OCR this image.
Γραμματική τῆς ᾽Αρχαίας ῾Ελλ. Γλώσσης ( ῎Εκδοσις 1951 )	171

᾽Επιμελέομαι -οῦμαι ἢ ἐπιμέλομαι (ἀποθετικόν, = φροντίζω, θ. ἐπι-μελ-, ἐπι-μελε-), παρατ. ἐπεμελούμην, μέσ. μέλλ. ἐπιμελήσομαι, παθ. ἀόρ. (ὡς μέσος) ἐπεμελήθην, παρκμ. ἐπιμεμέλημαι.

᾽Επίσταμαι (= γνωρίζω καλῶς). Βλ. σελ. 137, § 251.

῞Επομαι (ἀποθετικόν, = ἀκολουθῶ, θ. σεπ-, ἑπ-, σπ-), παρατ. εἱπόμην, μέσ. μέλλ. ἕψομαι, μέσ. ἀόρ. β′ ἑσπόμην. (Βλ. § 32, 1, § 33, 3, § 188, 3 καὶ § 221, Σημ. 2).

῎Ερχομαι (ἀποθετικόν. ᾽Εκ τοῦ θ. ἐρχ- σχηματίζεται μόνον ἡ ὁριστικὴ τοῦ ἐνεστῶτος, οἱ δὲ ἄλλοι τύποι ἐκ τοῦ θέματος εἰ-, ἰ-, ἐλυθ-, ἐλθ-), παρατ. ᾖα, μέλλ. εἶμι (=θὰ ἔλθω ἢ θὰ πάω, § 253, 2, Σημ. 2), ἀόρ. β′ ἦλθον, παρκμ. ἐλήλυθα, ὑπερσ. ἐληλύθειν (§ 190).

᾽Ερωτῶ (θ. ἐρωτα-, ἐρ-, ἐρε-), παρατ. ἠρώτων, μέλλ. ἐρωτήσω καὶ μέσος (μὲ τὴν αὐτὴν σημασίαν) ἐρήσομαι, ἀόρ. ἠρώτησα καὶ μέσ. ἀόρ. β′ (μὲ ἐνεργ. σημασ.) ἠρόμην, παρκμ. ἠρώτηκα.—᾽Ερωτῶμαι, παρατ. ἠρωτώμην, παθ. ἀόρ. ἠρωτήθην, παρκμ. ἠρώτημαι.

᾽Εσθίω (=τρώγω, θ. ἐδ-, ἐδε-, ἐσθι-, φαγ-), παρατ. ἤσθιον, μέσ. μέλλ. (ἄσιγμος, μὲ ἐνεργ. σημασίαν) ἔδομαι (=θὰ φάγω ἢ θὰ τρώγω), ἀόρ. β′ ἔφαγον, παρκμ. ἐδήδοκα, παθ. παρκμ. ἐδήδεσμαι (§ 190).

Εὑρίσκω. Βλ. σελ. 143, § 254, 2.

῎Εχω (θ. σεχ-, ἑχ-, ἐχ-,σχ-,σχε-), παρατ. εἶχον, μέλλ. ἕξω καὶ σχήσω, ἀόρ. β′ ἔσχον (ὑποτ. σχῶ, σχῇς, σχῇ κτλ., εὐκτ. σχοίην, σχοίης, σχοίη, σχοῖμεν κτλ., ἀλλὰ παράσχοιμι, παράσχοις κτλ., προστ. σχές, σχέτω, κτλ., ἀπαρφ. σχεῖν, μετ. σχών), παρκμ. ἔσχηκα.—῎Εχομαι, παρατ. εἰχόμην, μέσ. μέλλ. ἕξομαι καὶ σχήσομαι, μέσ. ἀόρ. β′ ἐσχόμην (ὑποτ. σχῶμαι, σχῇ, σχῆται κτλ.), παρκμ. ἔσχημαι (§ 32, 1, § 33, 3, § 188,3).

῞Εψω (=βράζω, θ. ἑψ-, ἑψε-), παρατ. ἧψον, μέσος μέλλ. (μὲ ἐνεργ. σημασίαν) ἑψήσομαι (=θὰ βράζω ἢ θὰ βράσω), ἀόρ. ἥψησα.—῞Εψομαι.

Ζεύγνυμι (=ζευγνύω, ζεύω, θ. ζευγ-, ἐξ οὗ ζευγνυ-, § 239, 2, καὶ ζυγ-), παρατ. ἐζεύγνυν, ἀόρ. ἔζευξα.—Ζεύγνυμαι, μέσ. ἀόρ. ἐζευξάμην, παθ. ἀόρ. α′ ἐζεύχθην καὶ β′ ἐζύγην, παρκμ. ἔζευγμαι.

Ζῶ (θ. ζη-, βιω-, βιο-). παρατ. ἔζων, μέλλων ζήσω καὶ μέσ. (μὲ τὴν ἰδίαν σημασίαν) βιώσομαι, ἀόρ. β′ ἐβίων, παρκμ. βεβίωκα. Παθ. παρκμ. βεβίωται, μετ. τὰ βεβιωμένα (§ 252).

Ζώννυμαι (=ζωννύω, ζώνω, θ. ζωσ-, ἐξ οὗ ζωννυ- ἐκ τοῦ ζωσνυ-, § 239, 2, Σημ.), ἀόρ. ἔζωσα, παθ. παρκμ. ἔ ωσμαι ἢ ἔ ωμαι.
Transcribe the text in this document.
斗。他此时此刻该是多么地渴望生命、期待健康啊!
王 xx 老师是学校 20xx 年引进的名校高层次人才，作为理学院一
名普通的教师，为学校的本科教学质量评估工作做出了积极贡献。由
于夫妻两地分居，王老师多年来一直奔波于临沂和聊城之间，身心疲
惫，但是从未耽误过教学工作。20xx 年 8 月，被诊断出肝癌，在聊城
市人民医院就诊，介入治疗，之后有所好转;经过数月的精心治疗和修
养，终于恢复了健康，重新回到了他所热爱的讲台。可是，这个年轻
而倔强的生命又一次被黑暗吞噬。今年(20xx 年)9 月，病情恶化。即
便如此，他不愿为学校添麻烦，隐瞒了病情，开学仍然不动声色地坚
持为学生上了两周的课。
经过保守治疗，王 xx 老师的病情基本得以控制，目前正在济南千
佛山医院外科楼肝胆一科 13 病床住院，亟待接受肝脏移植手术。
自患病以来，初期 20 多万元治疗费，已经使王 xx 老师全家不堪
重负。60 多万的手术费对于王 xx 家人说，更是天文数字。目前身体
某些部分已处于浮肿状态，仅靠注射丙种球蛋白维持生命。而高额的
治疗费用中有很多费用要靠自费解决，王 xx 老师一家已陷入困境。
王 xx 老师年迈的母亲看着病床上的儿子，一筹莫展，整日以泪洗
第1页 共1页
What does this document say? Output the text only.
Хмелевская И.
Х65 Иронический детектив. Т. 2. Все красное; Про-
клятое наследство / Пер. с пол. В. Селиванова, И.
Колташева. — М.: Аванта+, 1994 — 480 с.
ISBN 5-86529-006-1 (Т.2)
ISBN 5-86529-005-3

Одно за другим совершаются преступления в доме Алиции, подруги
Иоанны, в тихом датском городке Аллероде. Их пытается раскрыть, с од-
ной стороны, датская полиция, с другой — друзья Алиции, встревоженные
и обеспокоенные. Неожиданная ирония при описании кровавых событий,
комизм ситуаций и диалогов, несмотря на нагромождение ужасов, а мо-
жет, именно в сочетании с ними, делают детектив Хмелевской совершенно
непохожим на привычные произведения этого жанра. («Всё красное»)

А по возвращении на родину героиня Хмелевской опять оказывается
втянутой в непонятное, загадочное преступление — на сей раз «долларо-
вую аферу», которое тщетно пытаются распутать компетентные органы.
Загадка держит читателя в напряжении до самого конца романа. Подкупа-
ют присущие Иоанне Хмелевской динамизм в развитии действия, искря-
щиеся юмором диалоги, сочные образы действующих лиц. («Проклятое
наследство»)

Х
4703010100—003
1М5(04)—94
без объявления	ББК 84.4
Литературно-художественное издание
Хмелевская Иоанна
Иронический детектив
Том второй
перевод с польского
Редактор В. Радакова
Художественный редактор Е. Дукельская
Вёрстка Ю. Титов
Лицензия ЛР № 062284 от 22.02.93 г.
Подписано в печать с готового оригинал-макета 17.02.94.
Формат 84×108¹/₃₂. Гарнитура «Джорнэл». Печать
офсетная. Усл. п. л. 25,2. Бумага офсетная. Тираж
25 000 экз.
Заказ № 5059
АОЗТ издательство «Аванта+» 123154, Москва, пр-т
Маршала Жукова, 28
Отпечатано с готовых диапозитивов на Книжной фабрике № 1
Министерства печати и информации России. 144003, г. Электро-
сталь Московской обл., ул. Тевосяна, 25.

**The request:** Copy all lines in the listing above where the string "Аванта" appears.

**Output for this task:**
Колташева. — М.: Аванта+, 1994 — 480 с.
АОЗТ издательство «Аванта+» 123154, Москва, пр-т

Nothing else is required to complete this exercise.